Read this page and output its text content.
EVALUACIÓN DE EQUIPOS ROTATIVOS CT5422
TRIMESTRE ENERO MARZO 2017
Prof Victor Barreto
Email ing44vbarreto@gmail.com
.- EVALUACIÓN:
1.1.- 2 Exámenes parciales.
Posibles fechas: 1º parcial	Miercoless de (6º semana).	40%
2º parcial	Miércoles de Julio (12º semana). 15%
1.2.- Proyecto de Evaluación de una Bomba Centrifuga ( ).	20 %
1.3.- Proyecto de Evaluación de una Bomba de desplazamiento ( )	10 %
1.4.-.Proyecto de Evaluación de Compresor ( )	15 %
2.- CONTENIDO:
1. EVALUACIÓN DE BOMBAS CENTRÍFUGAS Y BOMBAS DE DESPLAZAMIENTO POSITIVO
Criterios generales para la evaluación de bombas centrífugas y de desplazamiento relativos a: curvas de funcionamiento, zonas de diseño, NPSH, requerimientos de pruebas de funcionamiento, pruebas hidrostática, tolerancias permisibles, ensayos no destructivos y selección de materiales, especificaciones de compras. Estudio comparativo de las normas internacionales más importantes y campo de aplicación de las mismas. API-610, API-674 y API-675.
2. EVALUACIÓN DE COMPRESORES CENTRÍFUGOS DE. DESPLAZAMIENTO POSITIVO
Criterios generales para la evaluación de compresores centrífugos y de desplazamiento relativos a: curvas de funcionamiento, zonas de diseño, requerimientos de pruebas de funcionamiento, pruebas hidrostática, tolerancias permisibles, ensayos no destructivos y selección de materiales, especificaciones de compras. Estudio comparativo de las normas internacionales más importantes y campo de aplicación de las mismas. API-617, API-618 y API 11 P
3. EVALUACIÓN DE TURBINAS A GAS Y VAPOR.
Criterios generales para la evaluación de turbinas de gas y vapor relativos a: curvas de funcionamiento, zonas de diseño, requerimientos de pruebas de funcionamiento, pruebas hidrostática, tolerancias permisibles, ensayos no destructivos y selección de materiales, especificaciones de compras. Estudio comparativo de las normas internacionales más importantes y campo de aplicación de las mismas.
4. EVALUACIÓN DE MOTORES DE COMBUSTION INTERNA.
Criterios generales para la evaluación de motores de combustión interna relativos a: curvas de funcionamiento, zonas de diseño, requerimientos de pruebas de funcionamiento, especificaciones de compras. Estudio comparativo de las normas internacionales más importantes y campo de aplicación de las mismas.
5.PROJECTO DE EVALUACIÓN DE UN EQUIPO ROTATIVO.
···
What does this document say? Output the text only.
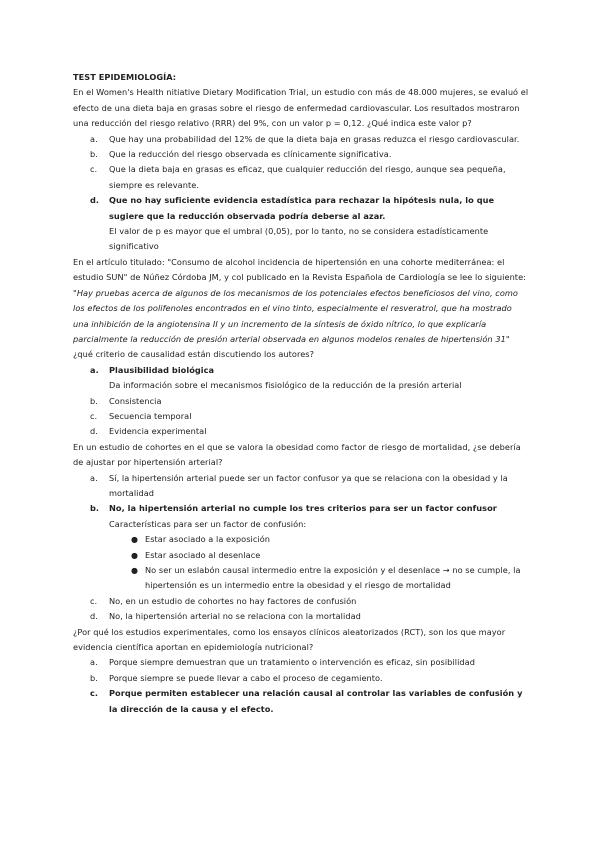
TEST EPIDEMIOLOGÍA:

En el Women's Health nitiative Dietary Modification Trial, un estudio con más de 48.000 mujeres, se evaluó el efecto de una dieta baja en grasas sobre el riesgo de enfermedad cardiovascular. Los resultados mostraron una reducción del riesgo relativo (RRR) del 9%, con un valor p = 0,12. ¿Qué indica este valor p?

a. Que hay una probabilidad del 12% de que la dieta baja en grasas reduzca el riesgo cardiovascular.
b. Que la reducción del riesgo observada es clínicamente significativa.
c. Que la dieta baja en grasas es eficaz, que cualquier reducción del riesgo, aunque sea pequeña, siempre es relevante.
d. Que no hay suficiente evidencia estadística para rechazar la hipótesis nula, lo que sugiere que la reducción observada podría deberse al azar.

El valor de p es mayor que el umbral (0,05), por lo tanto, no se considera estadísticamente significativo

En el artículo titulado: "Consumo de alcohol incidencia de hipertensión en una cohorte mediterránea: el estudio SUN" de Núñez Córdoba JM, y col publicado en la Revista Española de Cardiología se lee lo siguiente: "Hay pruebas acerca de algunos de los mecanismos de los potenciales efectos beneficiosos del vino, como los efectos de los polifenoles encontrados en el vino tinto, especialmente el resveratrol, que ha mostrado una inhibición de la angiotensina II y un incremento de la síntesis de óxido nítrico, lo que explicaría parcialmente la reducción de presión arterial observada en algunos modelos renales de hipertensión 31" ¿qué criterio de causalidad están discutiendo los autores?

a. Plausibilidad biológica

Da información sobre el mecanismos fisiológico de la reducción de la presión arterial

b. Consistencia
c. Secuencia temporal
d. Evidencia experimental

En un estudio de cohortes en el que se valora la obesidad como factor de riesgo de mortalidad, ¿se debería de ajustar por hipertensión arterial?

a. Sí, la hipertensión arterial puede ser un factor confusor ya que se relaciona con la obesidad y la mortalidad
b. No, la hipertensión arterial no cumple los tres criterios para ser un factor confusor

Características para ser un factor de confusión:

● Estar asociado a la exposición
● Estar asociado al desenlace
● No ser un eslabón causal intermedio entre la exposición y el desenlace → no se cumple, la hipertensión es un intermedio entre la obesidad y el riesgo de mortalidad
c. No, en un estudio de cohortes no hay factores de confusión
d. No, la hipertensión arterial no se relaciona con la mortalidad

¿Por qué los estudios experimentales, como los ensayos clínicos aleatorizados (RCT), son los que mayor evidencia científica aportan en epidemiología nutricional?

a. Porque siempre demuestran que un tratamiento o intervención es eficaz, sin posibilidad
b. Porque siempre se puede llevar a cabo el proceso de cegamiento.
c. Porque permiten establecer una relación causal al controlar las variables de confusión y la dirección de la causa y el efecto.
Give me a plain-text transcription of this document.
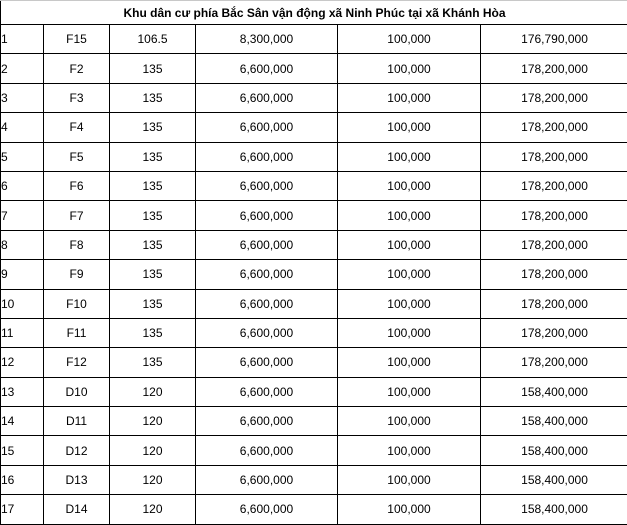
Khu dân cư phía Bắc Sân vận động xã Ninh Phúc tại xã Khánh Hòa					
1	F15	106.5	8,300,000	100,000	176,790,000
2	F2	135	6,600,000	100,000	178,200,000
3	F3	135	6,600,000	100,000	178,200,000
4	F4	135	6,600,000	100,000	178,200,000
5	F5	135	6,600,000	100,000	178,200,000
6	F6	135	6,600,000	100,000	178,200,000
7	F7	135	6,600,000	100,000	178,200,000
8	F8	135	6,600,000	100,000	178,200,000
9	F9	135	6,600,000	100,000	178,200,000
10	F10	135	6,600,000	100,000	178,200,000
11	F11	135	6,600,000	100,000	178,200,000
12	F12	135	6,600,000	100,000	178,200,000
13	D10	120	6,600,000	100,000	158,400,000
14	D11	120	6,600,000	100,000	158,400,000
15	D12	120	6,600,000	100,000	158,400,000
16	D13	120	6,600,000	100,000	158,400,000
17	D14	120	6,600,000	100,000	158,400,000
···
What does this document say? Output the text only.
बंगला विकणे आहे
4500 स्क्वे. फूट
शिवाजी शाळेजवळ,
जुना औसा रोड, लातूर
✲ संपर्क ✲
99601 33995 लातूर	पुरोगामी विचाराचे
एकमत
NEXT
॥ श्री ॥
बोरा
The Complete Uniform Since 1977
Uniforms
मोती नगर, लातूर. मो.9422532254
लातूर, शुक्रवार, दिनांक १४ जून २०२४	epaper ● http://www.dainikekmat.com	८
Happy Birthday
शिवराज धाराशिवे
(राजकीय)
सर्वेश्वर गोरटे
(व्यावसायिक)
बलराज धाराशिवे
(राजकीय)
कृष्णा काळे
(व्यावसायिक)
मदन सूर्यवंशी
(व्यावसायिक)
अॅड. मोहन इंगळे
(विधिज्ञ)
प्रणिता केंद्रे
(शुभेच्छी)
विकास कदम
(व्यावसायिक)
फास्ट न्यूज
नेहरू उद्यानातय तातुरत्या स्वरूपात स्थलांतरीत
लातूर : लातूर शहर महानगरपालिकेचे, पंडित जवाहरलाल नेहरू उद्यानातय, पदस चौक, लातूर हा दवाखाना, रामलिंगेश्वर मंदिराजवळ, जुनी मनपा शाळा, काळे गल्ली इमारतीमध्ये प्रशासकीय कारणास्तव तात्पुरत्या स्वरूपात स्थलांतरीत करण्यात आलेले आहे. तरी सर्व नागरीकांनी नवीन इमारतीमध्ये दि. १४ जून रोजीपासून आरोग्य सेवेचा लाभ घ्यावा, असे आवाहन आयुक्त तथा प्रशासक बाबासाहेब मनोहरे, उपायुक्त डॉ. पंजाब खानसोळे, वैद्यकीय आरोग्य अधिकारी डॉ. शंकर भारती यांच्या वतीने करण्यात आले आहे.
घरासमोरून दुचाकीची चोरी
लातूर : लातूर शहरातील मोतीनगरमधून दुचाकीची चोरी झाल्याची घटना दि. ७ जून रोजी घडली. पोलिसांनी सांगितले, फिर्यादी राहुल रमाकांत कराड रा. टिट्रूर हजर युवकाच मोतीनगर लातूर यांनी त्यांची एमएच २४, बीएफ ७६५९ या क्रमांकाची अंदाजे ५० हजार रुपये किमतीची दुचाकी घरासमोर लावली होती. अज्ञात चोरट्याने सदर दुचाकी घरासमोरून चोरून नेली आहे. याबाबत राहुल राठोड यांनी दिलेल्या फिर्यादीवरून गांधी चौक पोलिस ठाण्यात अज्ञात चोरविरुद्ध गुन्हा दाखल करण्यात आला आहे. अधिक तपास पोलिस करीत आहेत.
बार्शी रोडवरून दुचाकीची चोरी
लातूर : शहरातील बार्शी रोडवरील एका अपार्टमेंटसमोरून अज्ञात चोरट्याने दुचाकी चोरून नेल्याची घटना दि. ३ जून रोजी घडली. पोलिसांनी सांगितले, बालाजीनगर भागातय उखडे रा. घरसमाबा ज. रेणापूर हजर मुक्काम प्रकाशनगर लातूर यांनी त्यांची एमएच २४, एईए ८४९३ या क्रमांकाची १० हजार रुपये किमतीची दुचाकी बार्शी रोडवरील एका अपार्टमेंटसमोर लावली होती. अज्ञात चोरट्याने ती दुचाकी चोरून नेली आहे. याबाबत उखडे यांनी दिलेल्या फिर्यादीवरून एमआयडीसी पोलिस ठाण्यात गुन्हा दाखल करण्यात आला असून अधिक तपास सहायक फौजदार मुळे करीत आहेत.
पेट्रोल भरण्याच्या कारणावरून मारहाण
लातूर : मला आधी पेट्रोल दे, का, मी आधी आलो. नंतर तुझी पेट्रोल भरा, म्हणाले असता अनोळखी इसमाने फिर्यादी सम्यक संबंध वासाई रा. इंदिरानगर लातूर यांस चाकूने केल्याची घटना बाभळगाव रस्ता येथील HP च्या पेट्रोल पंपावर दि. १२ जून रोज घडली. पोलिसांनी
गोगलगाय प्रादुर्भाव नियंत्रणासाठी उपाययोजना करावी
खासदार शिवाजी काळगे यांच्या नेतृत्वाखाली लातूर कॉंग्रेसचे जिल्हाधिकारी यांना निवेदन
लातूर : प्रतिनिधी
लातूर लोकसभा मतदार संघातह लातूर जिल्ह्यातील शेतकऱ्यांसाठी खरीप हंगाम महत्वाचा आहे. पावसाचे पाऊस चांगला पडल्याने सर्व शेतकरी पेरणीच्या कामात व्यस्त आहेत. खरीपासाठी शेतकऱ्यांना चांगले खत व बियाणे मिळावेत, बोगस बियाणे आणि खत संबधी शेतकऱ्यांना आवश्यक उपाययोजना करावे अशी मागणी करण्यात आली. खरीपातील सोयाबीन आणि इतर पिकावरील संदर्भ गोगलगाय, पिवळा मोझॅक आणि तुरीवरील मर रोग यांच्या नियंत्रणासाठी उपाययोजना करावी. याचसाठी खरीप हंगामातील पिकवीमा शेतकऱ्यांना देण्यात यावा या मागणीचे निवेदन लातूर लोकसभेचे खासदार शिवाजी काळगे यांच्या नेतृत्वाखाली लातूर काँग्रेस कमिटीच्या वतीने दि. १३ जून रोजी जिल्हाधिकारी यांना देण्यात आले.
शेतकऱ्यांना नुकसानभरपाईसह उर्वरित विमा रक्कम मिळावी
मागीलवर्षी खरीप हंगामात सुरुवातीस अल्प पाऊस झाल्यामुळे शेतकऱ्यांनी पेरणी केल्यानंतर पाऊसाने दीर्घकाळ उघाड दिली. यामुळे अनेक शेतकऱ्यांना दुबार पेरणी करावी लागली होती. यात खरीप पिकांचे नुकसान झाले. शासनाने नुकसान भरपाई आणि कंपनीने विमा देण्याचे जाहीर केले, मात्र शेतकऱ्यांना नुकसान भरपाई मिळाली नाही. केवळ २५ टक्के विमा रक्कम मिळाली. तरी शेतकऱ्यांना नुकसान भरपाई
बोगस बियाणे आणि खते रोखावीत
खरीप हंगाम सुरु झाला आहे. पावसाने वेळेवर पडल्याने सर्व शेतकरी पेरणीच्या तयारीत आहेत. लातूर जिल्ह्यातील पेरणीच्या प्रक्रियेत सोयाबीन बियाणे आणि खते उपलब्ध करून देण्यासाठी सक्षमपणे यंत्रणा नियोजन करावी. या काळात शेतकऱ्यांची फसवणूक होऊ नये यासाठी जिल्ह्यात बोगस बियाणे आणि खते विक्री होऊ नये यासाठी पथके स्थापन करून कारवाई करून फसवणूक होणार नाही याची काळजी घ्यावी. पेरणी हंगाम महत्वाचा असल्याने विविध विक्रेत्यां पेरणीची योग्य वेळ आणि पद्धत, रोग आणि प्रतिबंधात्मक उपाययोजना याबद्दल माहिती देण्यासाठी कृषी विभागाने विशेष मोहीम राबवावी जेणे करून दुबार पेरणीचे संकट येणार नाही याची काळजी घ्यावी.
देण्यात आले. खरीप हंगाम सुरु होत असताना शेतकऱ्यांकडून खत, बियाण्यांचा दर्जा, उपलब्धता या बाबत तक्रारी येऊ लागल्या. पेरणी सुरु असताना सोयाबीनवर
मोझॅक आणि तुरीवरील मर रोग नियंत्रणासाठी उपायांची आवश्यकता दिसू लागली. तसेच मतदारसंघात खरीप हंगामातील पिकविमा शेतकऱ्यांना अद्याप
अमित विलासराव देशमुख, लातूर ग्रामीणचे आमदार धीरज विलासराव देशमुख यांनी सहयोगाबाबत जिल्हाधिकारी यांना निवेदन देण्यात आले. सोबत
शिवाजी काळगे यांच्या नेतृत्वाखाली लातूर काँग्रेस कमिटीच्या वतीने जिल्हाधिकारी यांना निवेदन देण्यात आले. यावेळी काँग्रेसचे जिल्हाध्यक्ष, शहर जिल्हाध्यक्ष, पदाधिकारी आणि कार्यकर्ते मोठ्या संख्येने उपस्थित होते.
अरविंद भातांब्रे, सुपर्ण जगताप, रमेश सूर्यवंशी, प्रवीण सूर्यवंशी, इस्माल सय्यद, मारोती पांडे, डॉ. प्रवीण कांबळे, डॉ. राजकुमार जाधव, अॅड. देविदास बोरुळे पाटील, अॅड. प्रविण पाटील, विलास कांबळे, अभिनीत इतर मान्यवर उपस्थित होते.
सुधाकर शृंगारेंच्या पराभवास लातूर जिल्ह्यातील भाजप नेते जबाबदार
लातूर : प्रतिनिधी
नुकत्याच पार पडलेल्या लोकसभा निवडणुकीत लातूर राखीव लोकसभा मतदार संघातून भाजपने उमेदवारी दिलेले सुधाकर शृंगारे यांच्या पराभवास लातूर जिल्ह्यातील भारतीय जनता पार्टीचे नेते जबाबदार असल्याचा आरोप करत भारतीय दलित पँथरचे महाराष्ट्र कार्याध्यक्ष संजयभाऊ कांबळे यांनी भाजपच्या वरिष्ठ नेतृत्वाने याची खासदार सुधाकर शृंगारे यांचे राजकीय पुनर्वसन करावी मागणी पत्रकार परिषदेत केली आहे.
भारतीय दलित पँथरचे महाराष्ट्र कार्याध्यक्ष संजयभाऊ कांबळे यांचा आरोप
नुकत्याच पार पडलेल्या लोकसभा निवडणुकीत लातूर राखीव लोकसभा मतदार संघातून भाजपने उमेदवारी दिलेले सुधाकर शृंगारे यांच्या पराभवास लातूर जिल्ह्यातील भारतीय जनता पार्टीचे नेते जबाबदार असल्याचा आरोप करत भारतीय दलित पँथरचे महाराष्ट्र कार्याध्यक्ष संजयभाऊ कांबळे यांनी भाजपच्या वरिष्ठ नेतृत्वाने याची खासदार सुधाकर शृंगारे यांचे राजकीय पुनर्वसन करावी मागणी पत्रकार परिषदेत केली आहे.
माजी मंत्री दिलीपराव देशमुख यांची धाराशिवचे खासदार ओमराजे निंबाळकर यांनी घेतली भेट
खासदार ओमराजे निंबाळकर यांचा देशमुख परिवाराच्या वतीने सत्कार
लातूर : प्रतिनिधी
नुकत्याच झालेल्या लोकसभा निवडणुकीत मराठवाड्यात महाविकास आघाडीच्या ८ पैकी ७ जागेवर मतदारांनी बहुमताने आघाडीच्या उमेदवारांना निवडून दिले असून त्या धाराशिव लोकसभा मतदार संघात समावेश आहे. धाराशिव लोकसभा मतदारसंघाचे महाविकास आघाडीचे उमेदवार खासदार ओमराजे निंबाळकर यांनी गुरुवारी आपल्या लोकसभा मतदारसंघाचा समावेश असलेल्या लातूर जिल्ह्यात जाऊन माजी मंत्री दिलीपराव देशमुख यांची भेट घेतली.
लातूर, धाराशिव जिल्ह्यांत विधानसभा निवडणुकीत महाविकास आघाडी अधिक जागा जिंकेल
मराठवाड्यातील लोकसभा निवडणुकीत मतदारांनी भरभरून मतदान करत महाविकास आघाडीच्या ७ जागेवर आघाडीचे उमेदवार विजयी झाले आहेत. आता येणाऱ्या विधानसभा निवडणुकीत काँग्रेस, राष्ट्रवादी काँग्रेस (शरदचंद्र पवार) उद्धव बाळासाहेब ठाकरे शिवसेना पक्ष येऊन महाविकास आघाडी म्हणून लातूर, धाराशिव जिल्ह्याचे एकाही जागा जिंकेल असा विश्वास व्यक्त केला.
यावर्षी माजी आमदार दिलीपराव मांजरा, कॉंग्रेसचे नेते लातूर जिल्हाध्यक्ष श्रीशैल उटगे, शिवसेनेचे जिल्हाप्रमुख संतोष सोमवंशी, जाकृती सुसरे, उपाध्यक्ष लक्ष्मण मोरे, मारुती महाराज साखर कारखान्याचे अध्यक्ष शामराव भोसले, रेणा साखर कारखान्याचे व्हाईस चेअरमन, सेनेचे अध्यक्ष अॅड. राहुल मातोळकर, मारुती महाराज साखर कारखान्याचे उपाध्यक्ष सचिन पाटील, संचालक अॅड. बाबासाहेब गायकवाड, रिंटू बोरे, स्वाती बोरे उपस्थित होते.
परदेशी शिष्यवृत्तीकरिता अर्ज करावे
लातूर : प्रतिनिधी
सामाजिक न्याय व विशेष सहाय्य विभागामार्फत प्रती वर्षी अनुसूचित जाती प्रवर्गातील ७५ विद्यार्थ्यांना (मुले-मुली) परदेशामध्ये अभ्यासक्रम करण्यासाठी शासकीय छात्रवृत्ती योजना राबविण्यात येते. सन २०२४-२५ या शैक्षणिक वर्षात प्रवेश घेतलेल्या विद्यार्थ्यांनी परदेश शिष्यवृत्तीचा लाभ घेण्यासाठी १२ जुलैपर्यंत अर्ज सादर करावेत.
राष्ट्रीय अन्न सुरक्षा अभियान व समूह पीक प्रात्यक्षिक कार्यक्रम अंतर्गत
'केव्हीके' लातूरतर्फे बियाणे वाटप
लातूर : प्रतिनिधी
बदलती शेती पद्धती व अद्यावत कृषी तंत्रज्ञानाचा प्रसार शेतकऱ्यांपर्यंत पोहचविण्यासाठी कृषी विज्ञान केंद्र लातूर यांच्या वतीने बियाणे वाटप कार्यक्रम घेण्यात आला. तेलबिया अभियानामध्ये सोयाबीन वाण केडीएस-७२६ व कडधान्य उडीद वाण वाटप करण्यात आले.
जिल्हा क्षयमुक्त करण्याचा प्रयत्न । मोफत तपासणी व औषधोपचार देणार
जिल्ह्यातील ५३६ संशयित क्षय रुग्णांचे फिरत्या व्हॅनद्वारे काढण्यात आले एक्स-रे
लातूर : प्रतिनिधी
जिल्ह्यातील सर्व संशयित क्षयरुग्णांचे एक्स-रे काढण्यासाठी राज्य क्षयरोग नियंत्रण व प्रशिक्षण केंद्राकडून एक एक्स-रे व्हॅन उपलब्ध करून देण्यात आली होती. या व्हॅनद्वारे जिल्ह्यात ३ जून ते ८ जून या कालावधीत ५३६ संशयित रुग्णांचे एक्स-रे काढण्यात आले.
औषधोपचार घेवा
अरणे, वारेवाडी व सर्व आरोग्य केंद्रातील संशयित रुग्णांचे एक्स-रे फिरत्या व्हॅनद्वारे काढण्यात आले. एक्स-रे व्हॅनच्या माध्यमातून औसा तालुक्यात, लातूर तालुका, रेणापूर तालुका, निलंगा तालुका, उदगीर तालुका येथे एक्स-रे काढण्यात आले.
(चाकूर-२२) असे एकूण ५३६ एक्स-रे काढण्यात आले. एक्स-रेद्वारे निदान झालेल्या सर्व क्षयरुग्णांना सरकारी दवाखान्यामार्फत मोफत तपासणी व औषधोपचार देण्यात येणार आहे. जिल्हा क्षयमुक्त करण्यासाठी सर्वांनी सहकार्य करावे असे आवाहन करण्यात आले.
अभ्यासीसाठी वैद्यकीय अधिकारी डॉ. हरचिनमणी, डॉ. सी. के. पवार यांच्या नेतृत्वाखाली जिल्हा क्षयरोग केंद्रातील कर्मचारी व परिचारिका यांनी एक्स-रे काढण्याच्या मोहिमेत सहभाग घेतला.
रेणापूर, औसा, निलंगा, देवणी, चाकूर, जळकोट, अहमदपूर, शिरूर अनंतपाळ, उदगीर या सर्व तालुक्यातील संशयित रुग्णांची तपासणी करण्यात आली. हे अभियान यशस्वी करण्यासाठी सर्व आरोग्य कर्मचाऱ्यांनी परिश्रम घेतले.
···
* **Task goal**
Identify every line where the string "baja" appears.

* **Reply to the task**
En el Women's Health nitiative Dietary Modification Trial, un estudio con más de 48.000 mujeres, se evaluó el efecto de una dieta baja en grasas sobre el riesgo de enfermedad cardiovascular. Los resultados mostraron una reducción del riesgo relativo (RRR) del 9%, con un valor p = 0,12. ¿Qué indica este valor p?
a. Que hay una probabilidad del 12% de que la dieta baja en grasas reduzca el riesgo cardiovascular.
c. Que la dieta baja en grasas es eficaz, que cualquier reducción del riesgo, aunque sea pequeña, siempre es relevante.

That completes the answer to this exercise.